>> begin Given passage

What Does a B2B Marketing Funnel Really Look Like?

The concept of a marketing funnel is one of the core differentiators between B2B marketing and B2C marketing.

This audience-centered model creates a tangible and visual depiction of the long and complex nature of B2B purchase cycles, while also providing a framework for marketing teams to build their strategies around.

What is the B2B marketing funnel?

The B2B marketing funnel is a representation of the progressive stages that businesses and their decision makers go through when making a purchase. It is described as a funnel to portray the expected narrowing of an audience from the top point (broad awareness) to the bottom (converted customers).

Traditionally, the B2B marketing funnel has been divided into five categories.

Stages of the B2B marketing funnel

  1. Awareness: A company becomes aware of a problem, pain point, or opportunity that it needs to act on.
  2. Interest: The company begins to explore vendors and solutions capable of helping solve their challenges.
  3. Consideration: Buyers and decision makers within the company reach the point of actively evaluating and comparing potential solutions.

>> end Given passage

» **What you are asked to do**:
In the passage on the B2B marketing funnel, what do the top point and the bottom of the funnel represent?

>> begin Provided data

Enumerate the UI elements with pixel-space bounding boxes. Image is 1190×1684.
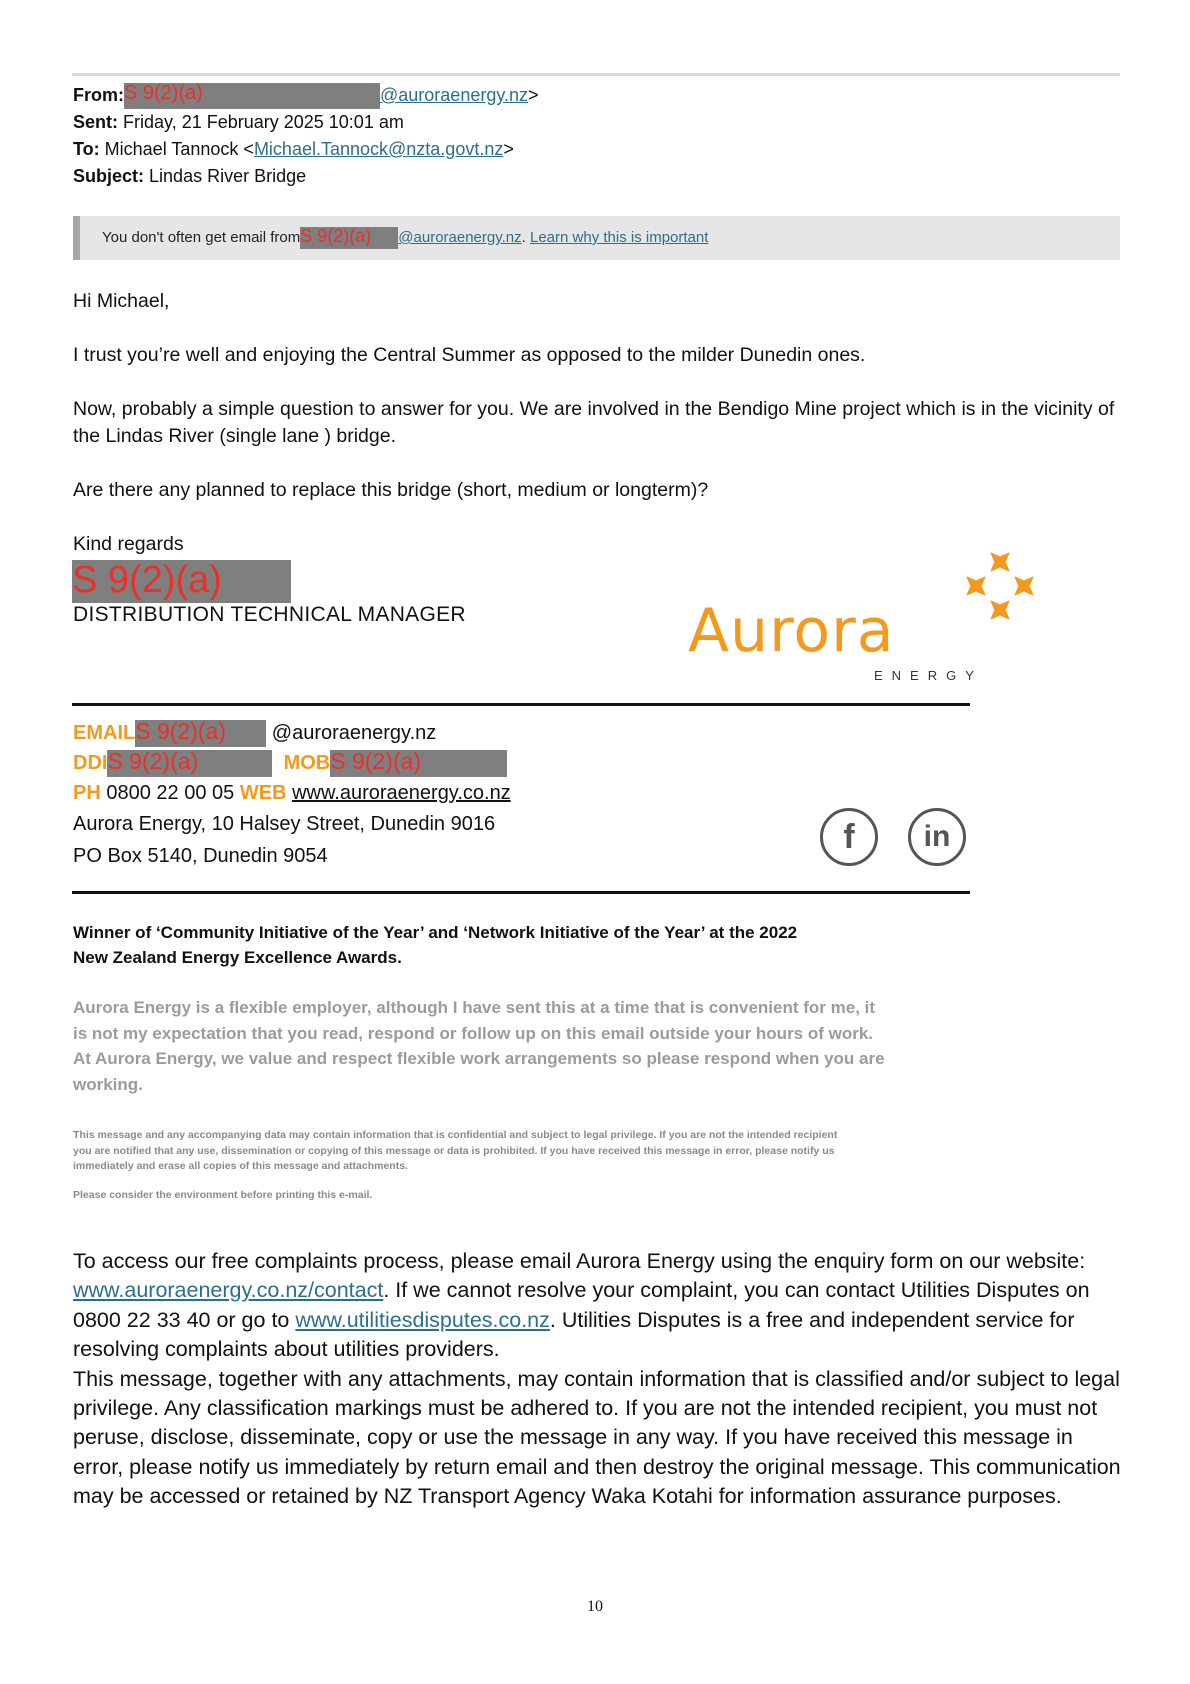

>> end Provided data
>> begin Provided data

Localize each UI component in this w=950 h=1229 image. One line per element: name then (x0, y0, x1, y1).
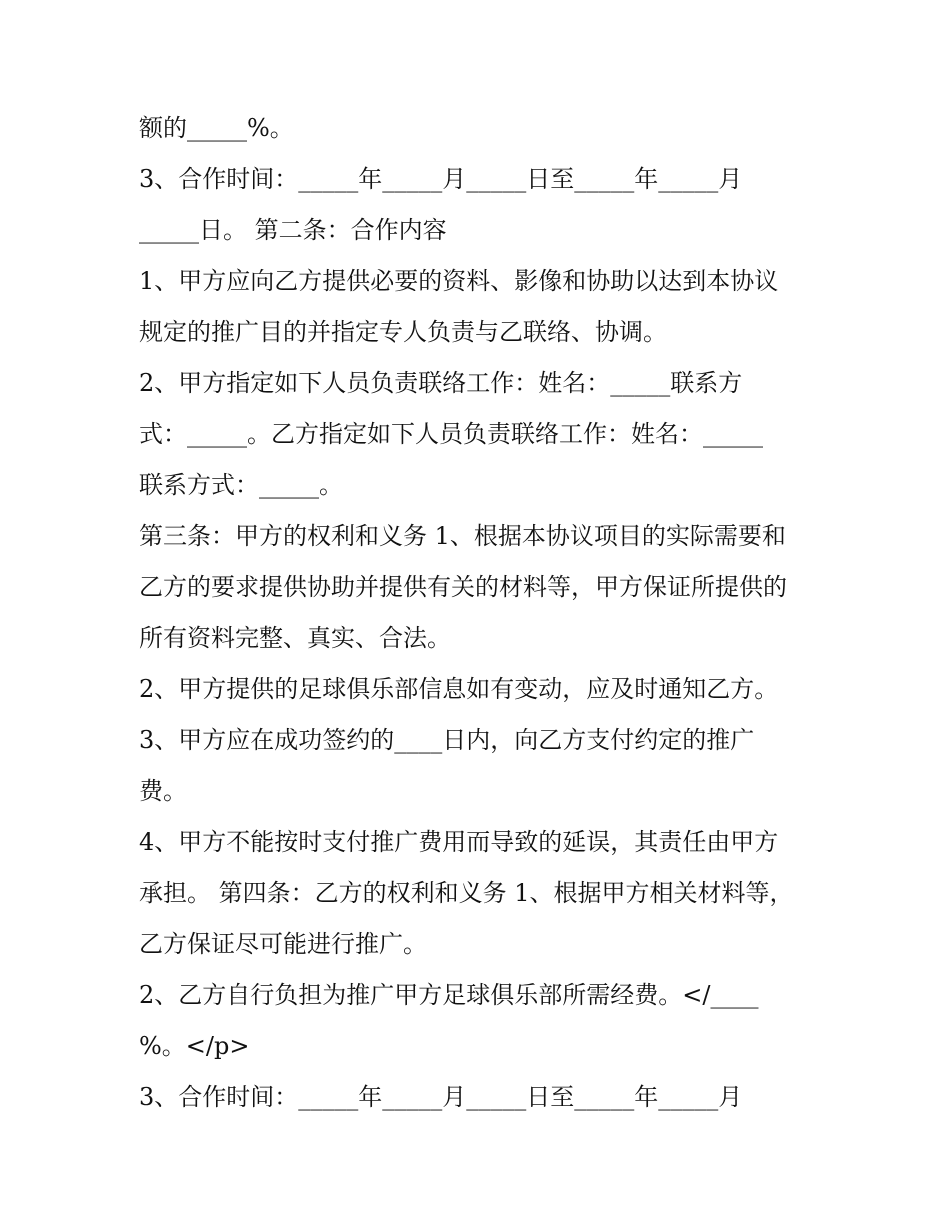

>> end Provided data

» **Right answer**:
The top point represents broad awareness, and the bottom represents converted customers.